§ **TASK OBJECTIVE**: Transcribe every line of the records below without any changes, and leave the pictures out.

§ **Image element box records**:
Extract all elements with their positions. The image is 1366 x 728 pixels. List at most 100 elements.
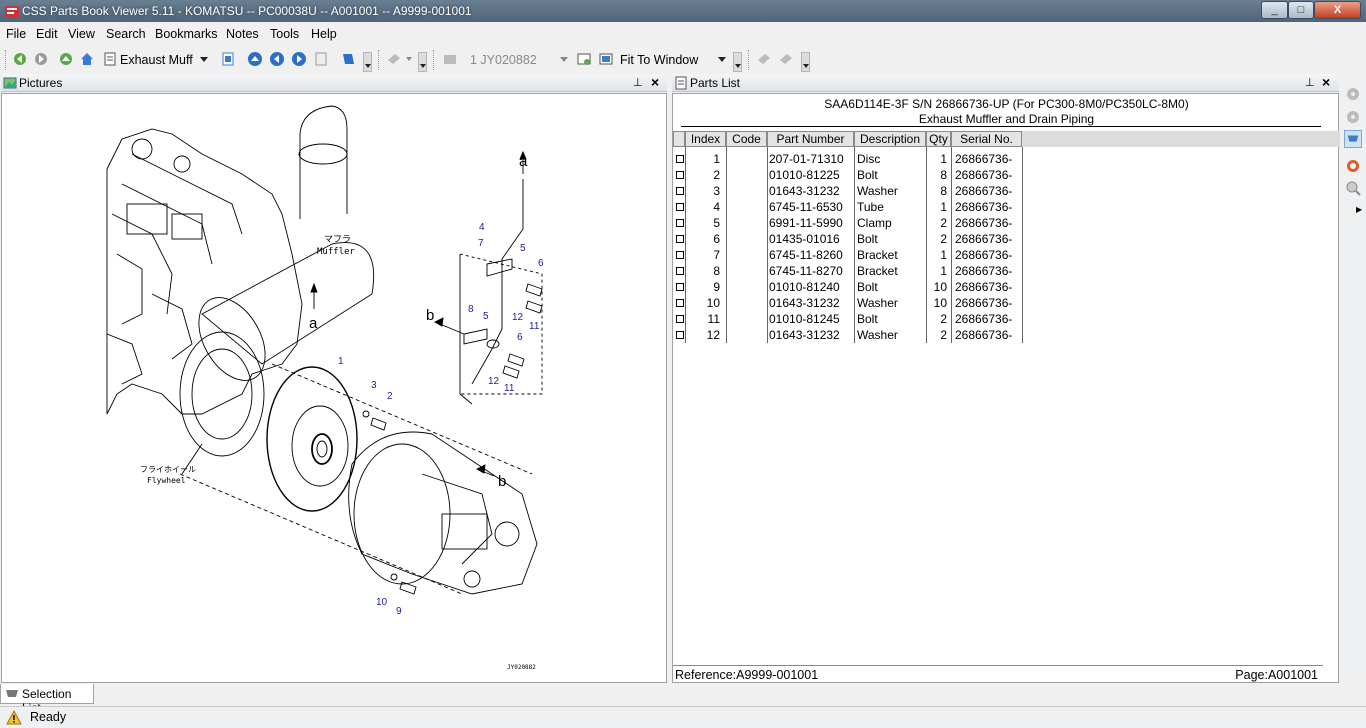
- close-button[interactable]: X: [1314, 1, 1361, 19]
- col-code[interactable]: Code: [726, 131, 767, 147]
- home-icon[interactable]: [79, 51, 95, 67]
- toolbar-overflow[interactable]: [418, 52, 427, 72]
- bookmark-icon[interactable]: [340, 51, 356, 67]
- cell-part: 01643-31232: [769, 296, 840, 310]
- print-icon[interactable]: [313, 51, 329, 67]
- table-row[interactable]: 12 01643-31232 Washer 2 26866736-: [673, 327, 1340, 343]
- close-panel-icon[interactable]: ×: [1322, 74, 1330, 90]
- gear-icon[interactable]: [1344, 85, 1362, 103]
- toolbar-overflow[interactable]: [733, 52, 742, 72]
- toolbar-overflow[interactable]: [801, 52, 810, 72]
- table-row[interactable]: 9 01010-81240 Bolt 10 26866736-: [673, 279, 1340, 295]
- table-row[interactable]: 4 6745-11-6530 Tube 1 26866736-: [673, 199, 1340, 215]
- toolbar-grip[interactable]: [5, 50, 7, 70]
- minimize-button[interactable]: _: [1261, 1, 1288, 19]
- callout-1[interactable]: 1: [338, 356, 344, 367]
- table-row[interactable]: 3 01643-31232 Washer 8 26866736-: [673, 183, 1340, 199]
- row-checkbox[interactable]: [676, 219, 684, 227]
- table-row[interactable]: 8 6745-11-8270 Bracket 1 26866736-: [673, 263, 1340, 279]
- cell-part: 01010-81245: [769, 312, 840, 326]
- callout-3[interactable]: 3: [371, 380, 377, 391]
- row-checkbox[interactable]: [676, 235, 684, 243]
- menu-file[interactable]: File: [6, 27, 26, 41]
- table-row[interactable]: 2 01010-81225 Bolt 8 26866736-: [673, 167, 1340, 183]
- close-panel-icon[interactable]: ×: [651, 74, 659, 90]
- col-serial[interactable]: Serial No.: [951, 131, 1022, 147]
- callout-5[interactable]: 5: [483, 311, 489, 322]
- toolbar-grip[interactable]: [433, 50, 435, 70]
- search-icon[interactable]: [1344, 179, 1362, 197]
- row-checkbox[interactable]: [676, 299, 684, 307]
- callout-4[interactable]: 4: [479, 222, 485, 233]
- pin-icon[interactable]: ⊥: [633, 76, 643, 89]
- toolbar-grip[interactable]: [748, 50, 750, 70]
- callout-6[interactable]: 6: [517, 332, 523, 343]
- pictures-pane[interactable]: マフラ Muffler フライホイール Flywheel a a b b JY0…: [1, 93, 667, 683]
- menu-search[interactable]: Search: [106, 27, 146, 41]
- menu-bookmarks[interactable]: Bookmarks: [155, 27, 218, 41]
- row-checkbox[interactable]: [676, 267, 684, 275]
- callout-10[interactable]: 10: [376, 597, 388, 608]
- back-icon[interactable]: [12, 51, 28, 67]
- chevron-down-icon[interactable]: [560, 57, 568, 62]
- table-row[interactable]: 10 01643-31232 Washer 10 26866736-: [673, 295, 1340, 311]
- expand-arrow-icon[interactable]: ▶: [1356, 205, 1362, 214]
- col-part-number[interactable]: Part Number: [767, 131, 854, 147]
- chevron-down-icon[interactable]: [718, 57, 726, 62]
- exploded-drawing[interactable]: マフラ Muffler フライホイール Flywheel a a b b JY0…: [2, 94, 667, 683]
- callout-12[interactable]: 12: [512, 312, 524, 323]
- table-row[interactable]: 1 207-01-71310 Disc 1 26866736-: [673, 151, 1340, 167]
- menu-notes[interactable]: Notes: [226, 27, 259, 41]
- col-index[interactable]: Index: [685, 131, 726, 147]
- row-checkbox[interactable]: [676, 171, 684, 179]
- page-icon[interactable]: [220, 51, 236, 67]
- figure-combo[interactable]: 1 JY020882: [470, 51, 570, 69]
- menu-tools[interactable]: Tools: [270, 27, 299, 41]
- row-checkbox[interactable]: [676, 155, 684, 163]
- nav-up-icon[interactable]: [247, 51, 263, 67]
- fit-window-icon[interactable]: [598, 51, 614, 67]
- table-row[interactable]: 11 01010-81245 Bolt 2 26866736-: [673, 311, 1340, 327]
- selection-list-tab[interactable]: Selection List: [0, 684, 94, 715]
- cell-part: 6745-11-8270: [769, 264, 843, 278]
- callout-5[interactable]: 5: [520, 243, 526, 254]
- globe-icon[interactable]: [1344, 157, 1362, 175]
- col-qty[interactable]: Qty: [926, 131, 951, 147]
- menu-view[interactable]: View: [68, 27, 95, 41]
- chevron-down-icon[interactable]: [200, 57, 208, 62]
- toolbar-overflow[interactable]: [363, 52, 372, 72]
- zoom-combo[interactable]: Fit To Window: [620, 51, 728, 69]
- menu-edit[interactable]: Edit: [36, 27, 58, 41]
- row-checkbox[interactable]: [676, 315, 684, 323]
- zoom-icon[interactable]: [576, 51, 592, 67]
- menu-help[interactable]: Help: [311, 27, 337, 41]
- nav-left-icon[interactable]: [269, 51, 285, 67]
- table-row[interactable]: 5 6991-11-5990 Clamp 2 26866736-: [673, 215, 1340, 231]
- row-checkbox[interactable]: [676, 283, 684, 291]
- row-checkbox[interactable]: [676, 251, 684, 259]
- row-checkbox[interactable]: [676, 331, 684, 339]
- col-description[interactable]: Description: [854, 131, 926, 147]
- table-row[interactable]: 7 6745-11-8260 Bracket 1 26866736-: [673, 247, 1340, 263]
- gear-icon[interactable]: [1344, 108, 1362, 126]
- chevron-down-icon[interactable]: [406, 57, 412, 61]
- callout-7[interactable]: 7: [478, 238, 484, 249]
- nav-right-icon[interactable]: [291, 51, 307, 67]
- row-checkbox[interactable]: [676, 187, 684, 195]
- maximize-button[interactable]: □: [1288, 1, 1314, 19]
- callout-8[interactable]: 8: [468, 304, 474, 315]
- forward-icon[interactable]: [33, 51, 49, 67]
- callout-2[interactable]: 2: [387, 391, 393, 402]
- callout-11[interactable]: 11: [504, 383, 515, 394]
- callout-6[interactable]: 6: [538, 258, 544, 269]
- row-checkbox[interactable]: [676, 203, 684, 211]
- section-combo[interactable]: Exhaust Muff: [120, 51, 210, 69]
- toolbar-grip[interactable]: [378, 50, 380, 70]
- cart-icon[interactable]: [1344, 130, 1362, 148]
- callout-9[interactable]: 9: [396, 606, 402, 617]
- up-icon[interactable]: [58, 51, 74, 67]
- pin-icon[interactable]: ⊥: [1305, 76, 1315, 89]
- callout-11[interactable]: 11: [529, 321, 540, 332]
- table-row[interactable]: 6 01435-01016 Bolt 2 26866736-: [673, 231, 1340, 247]
- callout-12[interactable]: 12: [488, 376, 500, 387]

§ **WRITTEN RESPONSE**:
Extract all elements with their positions. The image is 1366 x 728 pixels. List at most 100 elements.
- close-button[interactable]: X: [1314, 1, 1361, 19]
- col-code[interactable]: Code: [726, 131, 767, 147]
- home-icon[interactable]: [79, 51, 95, 67]
- toolbar-overflow[interactable]: [418, 52, 427, 72]
- bookmark-icon[interactable]: [340, 51, 356, 67]
- cell-part: 01643-31232: [769, 296, 840, 310]
- print-icon[interactable]: [313, 51, 329, 67]
- table-row[interactable]: 12 01643-31232 Washer 2 26866736-: [673, 327, 1340, 343]
- close-panel-icon[interactable]: ×: [1322, 74, 1330, 90]
- gear-icon[interactable]: [1344, 85, 1362, 103]
- toolbar-overflow[interactable]: [733, 52, 742, 72]
- toolbar-overflow[interactable]: [801, 52, 810, 72]
- table-row[interactable]: 9 01010-81240 Bolt 10 26866736-: [673, 279, 1340, 295]
- table-row[interactable]: 4 6745-11-6530 Tube 1 26866736-: [673, 199, 1340, 215]
- toolbar-grip[interactable]: [5, 50, 7, 70]
- minimize-button[interactable]: _: [1261, 1, 1288, 19]
- callout-1[interactable]: 1: [338, 356, 344, 367]
- table-row[interactable]: 3 01643-31232 Washer 8 26866736-: [673, 183, 1340, 199]
- row-checkbox[interactable]: [676, 219, 684, 227]
- table-row[interactable]: 8 6745-11-8270 Bracket 1 26866736-: [673, 263, 1340, 279]
- cell-part: 01010-81245: [769, 312, 840, 326]
- callout-3[interactable]: 3: [371, 380, 377, 391]
- row-checkbox[interactable]: [676, 235, 684, 243]
- menu-file[interactable]: File: [6, 27, 26, 41]
- table-row[interactable]: 2 01010-81225 Bolt 8 26866736-: [673, 167, 1340, 183]
- close-panel-icon[interactable]: ×: [651, 74, 659, 90]
- col-serial[interactable]: Serial No.: [951, 131, 1022, 147]
- callout-5[interactable]: 5: [483, 311, 489, 322]
- toolbar-grip[interactable]: [433, 50, 435, 70]
- search-icon[interactable]: [1344, 179, 1362, 197]
- row-checkbox[interactable]: [676, 299, 684, 307]
- callout-4[interactable]: 4: [479, 222, 485, 233]
- pin-icon[interactable]: ⊥: [633, 76, 643, 89]
- toolbar-grip[interactable]: [748, 50, 750, 70]
- callout-6[interactable]: 6: [517, 332, 523, 343]
- pictures-pane[interactable]: マフラ Muffler フライホイール Flywheel a a b b JY0…: [1, 93, 667, 683]
- menu-search[interactable]: Search: [106, 27, 146, 41]
- menu-bookmarks[interactable]: Bookmarks: [155, 27, 218, 41]
- row-checkbox[interactable]: [676, 267, 684, 275]
- callout-10[interactable]: 10: [376, 597, 388, 608]
- back-icon[interactable]: [12, 51, 28, 67]
- chevron-down-icon[interactable]: [560, 57, 568, 62]
- table-row[interactable]: 10 01643-31232 Washer 10 26866736-: [673, 295, 1340, 311]
- expand-arrow-icon[interactable]: ▶: [1356, 205, 1362, 214]
- col-part-number[interactable]: Part Number: [767, 131, 854, 147]
- chevron-down-icon[interactable]: [718, 57, 726, 62]
- exploded-drawing[interactable]: マフラ Muffler フライホイール Flywheel a a b b JY0…: [2, 94, 667, 683]
- callout-12[interactable]: 12: [512, 312, 524, 323]
- table-row[interactable]: 1 207-01-71310 Disc 1 26866736-: [673, 151, 1340, 167]
- menu-notes[interactable]: Notes: [226, 27, 259, 41]
- col-index[interactable]: Index: [685, 131, 726, 147]
- row-checkbox[interactable]: [676, 171, 684, 179]
- page-icon[interactable]: [220, 51, 236, 67]
- figure-combo[interactable]: 1 JY020882: [470, 51, 570, 69]
- menu-tools[interactable]: Tools: [270, 27, 299, 41]
- row-checkbox[interactable]: [676, 155, 684, 163]
- nav-up-icon[interactable]: [247, 51, 263, 67]
- fit-window-icon[interactable]: [598, 51, 614, 67]
- table-row[interactable]: 11 01010-81245 Bolt 2 26866736-: [673, 311, 1340, 327]
- selection-list-tab[interactable]: Selection List: [0, 684, 94, 715]
- cell-part: 6745-11-8270: [769, 264, 843, 278]
- callout-5[interactable]: 5: [520, 243, 526, 254]
- globe-icon[interactable]: [1344, 157, 1362, 175]
- col-qty[interactable]: Qty: [926, 131, 951, 147]
- menu-view[interactable]: View: [68, 27, 95, 41]
- chevron-down-icon[interactable]: [200, 57, 208, 62]
- toolbar-overflow[interactable]: [363, 52, 372, 72]
- zoom-combo[interactable]: Fit To Window: [620, 51, 728, 69]
- menu-edit[interactable]: Edit: [36, 27, 58, 41]
- row-checkbox[interactable]: [676, 315, 684, 323]
- zoom-icon[interactable]: [576, 51, 592, 67]
- menu-help[interactable]: Help: [311, 27, 337, 41]
- nav-left-icon[interactable]: [269, 51, 285, 67]
- table-row[interactable]: 5 6991-11-5990 Clamp 2 26866736-: [673, 215, 1340, 231]
- row-checkbox[interactable]: [676, 283, 684, 291]
- row-checkbox[interactable]: [676, 251, 684, 259]
- row-checkbox[interactable]: [676, 331, 684, 339]
- col-description[interactable]: Description: [854, 131, 926, 147]
- table-row[interactable]: 7 6745-11-8260 Bracket 1 26866736-: [673, 247, 1340, 263]
- gear-icon[interactable]: [1344, 108, 1362, 126]
- chevron-down-icon[interactable]: [406, 57, 412, 61]
- callout-7[interactable]: 7: [478, 238, 484, 249]
- nav-right-icon[interactable]: [291, 51, 307, 67]
- row-checkbox[interactable]: [676, 187, 684, 195]
- maximize-button[interactable]: □: [1288, 1, 1314, 19]
- callout-8[interactable]: 8: [468, 304, 474, 315]
- forward-icon[interactable]: [33, 51, 49, 67]
- callout-2[interactable]: 2: [387, 391, 393, 402]
- callout-11[interactable]: 11: [504, 383, 515, 394]
- callout-6[interactable]: 6: [538, 258, 544, 269]
- row-checkbox[interactable]: [676, 203, 684, 211]
- section-combo[interactable]: Exhaust Muff: [120, 51, 210, 69]
- toolbar-grip[interactable]: [378, 50, 380, 70]
- cart-icon[interactable]: [1344, 130, 1362, 148]
- callout-9[interactable]: 9: [396, 606, 402, 617]
- up-icon[interactable]: [58, 51, 74, 67]
- pin-icon[interactable]: ⊥: [1305, 76, 1315, 89]
- callout-11[interactable]: 11: [529, 321, 540, 332]
- table-row[interactable]: 6 01435-01016 Bolt 2 26866736-: [673, 231, 1340, 247]
- callout-12[interactable]: 12: [488, 376, 500, 387]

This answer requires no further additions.